▶ **Written request**: Would you set down every entry shown below, precisely as written?

::::

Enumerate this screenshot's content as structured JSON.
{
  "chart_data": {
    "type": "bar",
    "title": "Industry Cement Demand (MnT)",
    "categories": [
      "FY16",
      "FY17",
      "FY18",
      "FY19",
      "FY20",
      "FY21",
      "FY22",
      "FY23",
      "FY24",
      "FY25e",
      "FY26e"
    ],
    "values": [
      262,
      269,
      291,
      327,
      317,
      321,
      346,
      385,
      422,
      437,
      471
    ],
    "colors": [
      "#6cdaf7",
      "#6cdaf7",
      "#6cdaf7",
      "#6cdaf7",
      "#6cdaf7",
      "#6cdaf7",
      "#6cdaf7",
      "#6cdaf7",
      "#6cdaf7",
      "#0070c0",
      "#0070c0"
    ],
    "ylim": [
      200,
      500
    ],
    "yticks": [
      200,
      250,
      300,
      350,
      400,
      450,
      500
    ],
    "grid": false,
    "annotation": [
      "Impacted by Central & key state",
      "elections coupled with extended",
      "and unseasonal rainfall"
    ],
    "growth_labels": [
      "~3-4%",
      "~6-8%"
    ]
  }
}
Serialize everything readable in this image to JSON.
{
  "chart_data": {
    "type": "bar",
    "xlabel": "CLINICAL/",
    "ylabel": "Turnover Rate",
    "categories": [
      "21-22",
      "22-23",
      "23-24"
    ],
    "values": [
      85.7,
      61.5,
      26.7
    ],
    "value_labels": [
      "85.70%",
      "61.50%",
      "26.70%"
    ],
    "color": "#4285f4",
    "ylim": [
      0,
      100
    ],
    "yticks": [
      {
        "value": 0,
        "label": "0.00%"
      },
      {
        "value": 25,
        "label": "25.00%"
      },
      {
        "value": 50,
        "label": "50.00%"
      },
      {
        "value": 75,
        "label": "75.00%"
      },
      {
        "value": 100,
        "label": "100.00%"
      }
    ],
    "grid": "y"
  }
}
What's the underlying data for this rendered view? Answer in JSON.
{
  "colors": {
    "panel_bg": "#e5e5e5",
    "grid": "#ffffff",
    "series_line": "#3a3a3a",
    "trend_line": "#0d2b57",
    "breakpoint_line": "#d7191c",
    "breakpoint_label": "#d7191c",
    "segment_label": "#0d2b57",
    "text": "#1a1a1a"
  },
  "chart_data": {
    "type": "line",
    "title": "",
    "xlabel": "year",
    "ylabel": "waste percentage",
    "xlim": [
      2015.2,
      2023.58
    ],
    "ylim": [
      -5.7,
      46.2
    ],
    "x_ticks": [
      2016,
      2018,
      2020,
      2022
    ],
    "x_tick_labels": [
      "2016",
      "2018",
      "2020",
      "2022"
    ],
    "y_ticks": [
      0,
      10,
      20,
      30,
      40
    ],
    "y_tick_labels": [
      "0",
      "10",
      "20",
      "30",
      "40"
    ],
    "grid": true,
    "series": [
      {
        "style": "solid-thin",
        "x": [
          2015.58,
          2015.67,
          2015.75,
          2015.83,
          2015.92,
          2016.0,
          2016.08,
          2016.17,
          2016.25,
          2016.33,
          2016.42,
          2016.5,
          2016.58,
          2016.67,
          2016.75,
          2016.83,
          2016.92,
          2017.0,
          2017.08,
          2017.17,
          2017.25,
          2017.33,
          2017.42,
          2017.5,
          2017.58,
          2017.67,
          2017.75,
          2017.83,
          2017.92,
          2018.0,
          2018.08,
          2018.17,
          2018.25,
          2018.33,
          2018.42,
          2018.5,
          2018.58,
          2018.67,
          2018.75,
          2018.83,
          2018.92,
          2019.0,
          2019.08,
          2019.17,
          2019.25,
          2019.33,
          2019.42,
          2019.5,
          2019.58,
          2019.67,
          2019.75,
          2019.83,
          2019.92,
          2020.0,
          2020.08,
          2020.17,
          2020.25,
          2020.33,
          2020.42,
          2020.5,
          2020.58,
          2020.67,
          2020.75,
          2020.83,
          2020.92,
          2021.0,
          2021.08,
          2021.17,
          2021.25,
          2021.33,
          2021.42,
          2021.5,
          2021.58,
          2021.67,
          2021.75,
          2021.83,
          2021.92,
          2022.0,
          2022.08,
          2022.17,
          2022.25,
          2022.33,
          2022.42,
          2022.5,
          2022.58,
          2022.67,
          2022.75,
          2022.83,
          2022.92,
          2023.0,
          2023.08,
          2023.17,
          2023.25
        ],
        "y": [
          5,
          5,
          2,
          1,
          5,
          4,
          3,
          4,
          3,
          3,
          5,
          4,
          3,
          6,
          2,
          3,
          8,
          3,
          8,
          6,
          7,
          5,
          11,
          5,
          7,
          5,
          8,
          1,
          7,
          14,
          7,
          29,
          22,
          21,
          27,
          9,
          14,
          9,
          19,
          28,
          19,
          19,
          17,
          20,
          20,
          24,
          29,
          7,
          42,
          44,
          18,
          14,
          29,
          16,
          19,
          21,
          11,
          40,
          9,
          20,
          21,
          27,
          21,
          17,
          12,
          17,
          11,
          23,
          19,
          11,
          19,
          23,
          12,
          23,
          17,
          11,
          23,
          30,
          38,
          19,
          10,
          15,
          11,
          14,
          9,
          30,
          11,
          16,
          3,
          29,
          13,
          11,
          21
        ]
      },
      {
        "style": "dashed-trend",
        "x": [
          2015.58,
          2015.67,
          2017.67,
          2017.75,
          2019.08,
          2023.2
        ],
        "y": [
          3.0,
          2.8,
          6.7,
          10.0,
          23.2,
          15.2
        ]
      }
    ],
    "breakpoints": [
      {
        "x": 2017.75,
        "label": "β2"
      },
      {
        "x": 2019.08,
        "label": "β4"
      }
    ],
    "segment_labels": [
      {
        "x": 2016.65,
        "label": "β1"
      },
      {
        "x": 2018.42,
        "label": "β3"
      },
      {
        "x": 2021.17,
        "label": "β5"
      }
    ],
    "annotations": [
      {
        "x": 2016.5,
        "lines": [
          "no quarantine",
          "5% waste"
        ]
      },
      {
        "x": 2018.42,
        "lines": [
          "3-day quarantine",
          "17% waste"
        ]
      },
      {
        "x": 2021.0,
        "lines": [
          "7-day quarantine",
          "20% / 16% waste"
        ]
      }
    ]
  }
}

::::

▶ **Task solution**:
Enumerate this screenshot's content as structured JSON.
{
  "chart_data": {
    "type": "bar",
    "title": "Industry Cement Demand (MnT)",
    "categories": [
      "FY16",
      "FY17",
      "FY18",
      "FY19",
      "FY20",
      "FY21",
      "FY22",
      "FY23",
      "FY24",
      "FY25e",
      "FY26e"
    ],
    "values": [
      262,
      269,
      291,
      327,
      317,
      321,
      346,
      385,
      422,
      437,
      471
    ],
    "colors": [
      "#6cdaf7",
      "#6cdaf7",
      "#6cdaf7",
      "#6cdaf7",
      "#6cdaf7",
      "#6cdaf7",
      "#6cdaf7",
      "#6cdaf7",
      "#6cdaf7",
      "#0070c0",
      "#0070c0"
    ],
    "ylim": [
      200,
      500
    ],
    "yticks": [
      200,
      250,
      300,
      350,
      400,
      450,
      500
    ],
    "grid": false,
    "annotation": [
      "Impacted by Central & key state",
      "elections coupled with extended",
      "and unseasonal rainfall"
    ],
    "growth_labels": [
      "~3-4%",
      "~6-8%"
    ]
  }
}
Serialize everything readable in this image to JSON.
{
  "chart_data": {
    "type": "bar",
    "xlabel": "CLINICAL/",
    "ylabel": "Turnover Rate",
    "categories": [
      "21-22",
      "22-23",
      "23-24"
    ],
    "values": [
      85.7,
      61.5,
      26.7
    ],
    "value_labels": [
      "85.70%",
      "61.50%",
      "26.70%"
    ],
    "color": "#4285f4",
    "ylim": [
      0,
      100
    ],
    "yticks": [
      {
        "value": 0,
        "label": "0.00%"
      },
      {
        "value": 25,
        "label": "25.00%"
      },
      {
        "value": 50,
        "label": "50.00%"
      },
      {
        "value": 75,
        "label": "75.00%"
      },
      {
        "value": 100,
        "label": "100.00%"
      }
    ],
    "grid": "y"
  }
}
What's the underlying data for this rendered view? Answer in JSON.
{
  "colors": {
    "panel_bg": "#e5e5e5",
    "grid": "#ffffff",
    "series_line": "#3a3a3a",
    "trend_line": "#0d2b57",
    "breakpoint_line": "#d7191c",
    "breakpoint_label": "#d7191c",
    "segment_label": "#0d2b57",
    "text": "#1a1a1a"
  },
  "chart_data": {
    "type": "line",
    "title": "",
    "xlabel": "year",
    "ylabel": "waste percentage",
    "xlim": [
      2015.2,
      2023.58
    ],
    "ylim": [
      -5.7,
      46.2
    ],
    "x_ticks": [
      2016,
      2018,
      2020,
      2022
    ],
    "x_tick_labels": [
      "2016",
      "2018",
      "2020",
      "2022"
    ],
    "y_ticks": [
      0,
      10,
      20,
      30,
      40
    ],
    "y_tick_labels": [
      "0",
      "10",
      "20",
      "30",
      "40"
    ],
    "grid": true,
    "series": [
      {
        "style": "solid-thin",
        "x": [
          2015.58,
          2015.67,
          2015.75,
          2015.83,
          2015.92,
          2016.0,
          2016.08,
          2016.17,
          2016.25,
          2016.33,
          2016.42,
          2016.5,
          2016.58,
          2016.67,
          2016.75,
          2016.83,
          2016.92,
          2017.0,
          2017.08,
          2017.17,
          2017.25,
          2017.33,
          2017.42,
          2017.5,
          2017.58,
          2017.67,
          2017.75,
          2017.83,
          2017.92,
          2018.0,
          2018.08,
          2018.17,
          2018.25,
          2018.33,
          2018.42,
          2018.5,
          2018.58,
          2018.67,
          2018.75,
          2018.83,
          2018.92,
          2019.0,
          2019.08,
          2019.17,
          2019.25,
          2019.33,
          2019.42,
          2019.5,
          2019.58,
          2019.67,
          2019.75,
          2019.83,
          2019.92,
          2020.0,
          2020.08,
          2020.17,
          2020.25,
          2020.33,
          2020.42,
          2020.5,
          2020.58,
          2020.67,
          2020.75,
          2020.83,
          2020.92,
          2021.0,
          2021.08,
          2021.17,
          2021.25,
          2021.33,
          2021.42,
          2021.5,
          2021.58,
          2021.67,
          2021.75,
          2021.83,
          2021.92,
          2022.0,
          2022.08,
          2022.17,
          2022.25,
          2022.33,
          2022.42,
          2022.5,
          2022.58,
          2022.67,
          2022.75,
          2022.83,
          2022.92,
          2023.0,
          2023.08,
          2023.17,
          2023.25
        ],
        "y": [
          5,
          5,
          2,
          1,
          5,
          4,
          3,
          4,
          3,
          3,
          5,
          4,
          3,
          6,
          2,
          3,
          8,
          3,
          8,
          6,
          7,
          5,
          11,
          5,
          7,
          5,
          8,
          1,
          7,
          14,
          7,
          29,
          22,
          21,
          27,
          9,
          14,
          9,
          19,
          28,
          19,
          19,
          17,
          20,
          20,
          24,
          29,
          7,
          42,
          44,
          18,
          14,
          29,
          16,
          19,
          21,
          11,
          40,
          9,
          20,
          21,
          27,
          21,
          17,
          12,
          17,
          11,
          23,
          19,
          11,
          19,
          23,
          12,
          23,
          17,
          11,
          23,
          30,
          38,
          19,
          10,
          15,
          11,
          14,
          9,
          30,
          11,
          16,
          3,
          29,
          13,
          11,
          21
        ]
      },
      {
        "style": "dashed-trend",
        "x": [
          2015.58,
          2015.67,
          2017.67,
          2017.75,
          2019.08,
          2023.2
        ],
        "y": [
          3.0,
          2.8,
          6.7,
          10.0,
          23.2,
          15.2
        ]
      }
    ],
    "breakpoints": [
      {
        "x": 2017.75,
        "label": "β2"
      },
      {
        "x": 2019.08,
        "label": "β4"
      }
    ],
    "segment_labels": [
      {
        "x": 2016.65,
        "label": "β1"
      },
      {
        "x": 2018.42,
        "label": "β3"
      },
      {
        "x": 2021.17,
        "label": "β5"
      }
    ],
    "annotations": [
      {
        "x": 2016.5,
        "lines": [
          "no quarantine",
          "5% waste"
        ]
      },
      {
        "x": 2018.42,
        "lines": [
          "3-day quarantine",
          "17% waste"
        ]
      },
      {
        "x": 2021.0,
        "lines": [
          "7-day quarantine",
          "20% / 16% waste"
        ]
      }
    ]
  }
}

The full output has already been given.